• **Exercise directions**
Read the material below. Count the lines containing "ylabel" and give that count alone.

[start of Material provided]

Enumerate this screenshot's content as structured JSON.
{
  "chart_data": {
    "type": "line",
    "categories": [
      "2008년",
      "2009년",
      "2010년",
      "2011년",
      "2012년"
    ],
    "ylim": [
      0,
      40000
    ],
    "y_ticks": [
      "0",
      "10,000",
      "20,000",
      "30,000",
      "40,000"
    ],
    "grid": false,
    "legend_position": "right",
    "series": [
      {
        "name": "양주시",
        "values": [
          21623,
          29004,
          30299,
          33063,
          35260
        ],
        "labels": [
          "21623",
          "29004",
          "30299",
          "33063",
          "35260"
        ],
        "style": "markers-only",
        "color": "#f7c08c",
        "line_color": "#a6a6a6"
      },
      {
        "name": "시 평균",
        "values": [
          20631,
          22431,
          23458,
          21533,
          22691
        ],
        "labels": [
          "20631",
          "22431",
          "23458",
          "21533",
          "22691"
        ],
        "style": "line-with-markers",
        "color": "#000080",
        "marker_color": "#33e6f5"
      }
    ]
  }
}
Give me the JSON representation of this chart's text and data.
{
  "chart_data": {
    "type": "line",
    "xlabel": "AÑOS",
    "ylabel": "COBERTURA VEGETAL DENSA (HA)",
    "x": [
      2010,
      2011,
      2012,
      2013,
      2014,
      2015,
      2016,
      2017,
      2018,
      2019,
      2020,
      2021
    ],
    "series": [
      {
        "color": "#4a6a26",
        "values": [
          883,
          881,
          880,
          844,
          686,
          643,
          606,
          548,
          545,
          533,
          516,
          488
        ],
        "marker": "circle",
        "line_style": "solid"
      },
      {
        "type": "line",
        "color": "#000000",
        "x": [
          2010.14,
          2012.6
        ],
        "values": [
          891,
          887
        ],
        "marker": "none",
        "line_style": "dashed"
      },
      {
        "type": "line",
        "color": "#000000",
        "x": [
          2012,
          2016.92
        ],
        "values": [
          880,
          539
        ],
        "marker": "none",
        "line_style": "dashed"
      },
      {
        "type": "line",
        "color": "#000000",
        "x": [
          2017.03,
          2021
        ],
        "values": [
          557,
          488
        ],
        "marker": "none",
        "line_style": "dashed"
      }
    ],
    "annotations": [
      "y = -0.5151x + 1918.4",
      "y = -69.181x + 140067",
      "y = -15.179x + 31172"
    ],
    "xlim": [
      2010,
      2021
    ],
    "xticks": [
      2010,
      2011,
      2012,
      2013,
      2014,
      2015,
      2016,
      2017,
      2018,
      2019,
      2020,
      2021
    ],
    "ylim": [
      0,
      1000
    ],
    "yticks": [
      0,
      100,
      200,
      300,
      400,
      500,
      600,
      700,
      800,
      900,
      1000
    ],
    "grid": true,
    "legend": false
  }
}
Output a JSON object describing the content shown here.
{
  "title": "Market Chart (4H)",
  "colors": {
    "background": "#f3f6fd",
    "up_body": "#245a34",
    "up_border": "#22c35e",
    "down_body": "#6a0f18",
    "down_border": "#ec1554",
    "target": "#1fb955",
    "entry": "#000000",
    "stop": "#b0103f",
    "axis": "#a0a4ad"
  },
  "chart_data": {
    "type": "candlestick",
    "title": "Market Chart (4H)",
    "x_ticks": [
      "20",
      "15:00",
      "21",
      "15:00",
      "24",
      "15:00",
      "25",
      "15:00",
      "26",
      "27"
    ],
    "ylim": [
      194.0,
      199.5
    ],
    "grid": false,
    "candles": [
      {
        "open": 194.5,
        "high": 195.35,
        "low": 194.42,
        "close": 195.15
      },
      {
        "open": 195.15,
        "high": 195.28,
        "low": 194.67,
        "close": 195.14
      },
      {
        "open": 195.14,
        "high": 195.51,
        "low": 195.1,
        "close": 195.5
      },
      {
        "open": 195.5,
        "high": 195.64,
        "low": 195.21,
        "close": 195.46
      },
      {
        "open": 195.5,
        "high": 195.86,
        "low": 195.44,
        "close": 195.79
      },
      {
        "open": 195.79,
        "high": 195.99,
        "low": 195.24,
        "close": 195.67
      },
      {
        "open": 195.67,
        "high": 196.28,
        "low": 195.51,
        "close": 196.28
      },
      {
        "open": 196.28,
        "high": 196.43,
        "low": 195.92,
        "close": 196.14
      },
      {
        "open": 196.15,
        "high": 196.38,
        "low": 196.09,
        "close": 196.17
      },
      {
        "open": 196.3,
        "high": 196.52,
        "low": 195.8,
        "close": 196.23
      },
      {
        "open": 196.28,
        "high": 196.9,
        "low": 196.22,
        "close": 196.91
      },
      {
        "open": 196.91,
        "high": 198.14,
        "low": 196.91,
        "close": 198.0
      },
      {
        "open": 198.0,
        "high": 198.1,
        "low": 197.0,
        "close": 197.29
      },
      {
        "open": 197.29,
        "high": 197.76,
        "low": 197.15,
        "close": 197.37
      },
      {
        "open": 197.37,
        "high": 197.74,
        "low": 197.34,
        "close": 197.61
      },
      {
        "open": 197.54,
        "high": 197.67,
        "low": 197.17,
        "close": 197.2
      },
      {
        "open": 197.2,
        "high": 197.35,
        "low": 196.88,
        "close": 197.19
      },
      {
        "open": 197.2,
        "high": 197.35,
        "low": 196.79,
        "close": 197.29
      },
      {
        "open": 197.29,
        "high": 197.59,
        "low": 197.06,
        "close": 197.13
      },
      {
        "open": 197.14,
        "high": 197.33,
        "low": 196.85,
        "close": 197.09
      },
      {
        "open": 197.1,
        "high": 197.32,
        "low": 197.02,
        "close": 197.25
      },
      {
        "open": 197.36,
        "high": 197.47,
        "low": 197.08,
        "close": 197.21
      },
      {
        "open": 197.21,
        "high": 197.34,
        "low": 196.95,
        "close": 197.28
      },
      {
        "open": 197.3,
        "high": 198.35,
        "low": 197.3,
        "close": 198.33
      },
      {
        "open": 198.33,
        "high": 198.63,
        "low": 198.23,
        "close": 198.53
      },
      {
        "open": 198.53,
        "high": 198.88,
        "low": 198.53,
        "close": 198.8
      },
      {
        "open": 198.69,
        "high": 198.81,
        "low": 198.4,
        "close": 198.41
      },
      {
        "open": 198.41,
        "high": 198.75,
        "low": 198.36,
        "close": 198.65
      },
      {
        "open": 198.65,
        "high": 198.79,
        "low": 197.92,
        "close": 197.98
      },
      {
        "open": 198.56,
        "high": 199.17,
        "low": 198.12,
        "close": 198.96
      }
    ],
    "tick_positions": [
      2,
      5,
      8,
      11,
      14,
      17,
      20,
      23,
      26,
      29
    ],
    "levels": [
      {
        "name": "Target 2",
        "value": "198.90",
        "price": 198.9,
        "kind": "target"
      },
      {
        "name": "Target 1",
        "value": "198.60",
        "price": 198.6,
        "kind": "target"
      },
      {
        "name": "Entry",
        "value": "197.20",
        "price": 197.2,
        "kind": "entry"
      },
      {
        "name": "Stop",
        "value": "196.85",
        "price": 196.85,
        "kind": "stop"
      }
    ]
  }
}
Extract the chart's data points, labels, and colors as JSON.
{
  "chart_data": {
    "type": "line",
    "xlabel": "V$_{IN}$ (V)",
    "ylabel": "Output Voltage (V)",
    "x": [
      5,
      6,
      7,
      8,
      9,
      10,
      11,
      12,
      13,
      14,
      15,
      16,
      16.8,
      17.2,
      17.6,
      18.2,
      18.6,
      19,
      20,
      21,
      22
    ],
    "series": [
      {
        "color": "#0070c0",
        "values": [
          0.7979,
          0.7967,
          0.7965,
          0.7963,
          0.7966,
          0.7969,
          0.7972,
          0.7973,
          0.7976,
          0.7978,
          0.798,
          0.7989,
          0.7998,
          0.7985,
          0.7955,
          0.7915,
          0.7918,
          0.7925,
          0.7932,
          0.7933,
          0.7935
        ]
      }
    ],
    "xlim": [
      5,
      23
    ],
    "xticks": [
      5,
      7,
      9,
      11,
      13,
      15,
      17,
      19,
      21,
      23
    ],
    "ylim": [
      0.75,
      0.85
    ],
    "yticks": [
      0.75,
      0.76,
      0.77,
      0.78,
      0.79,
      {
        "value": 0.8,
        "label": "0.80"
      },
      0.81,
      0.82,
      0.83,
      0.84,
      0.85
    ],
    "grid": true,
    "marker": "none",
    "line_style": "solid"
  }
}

[end of Material provided]

• **The answer**
2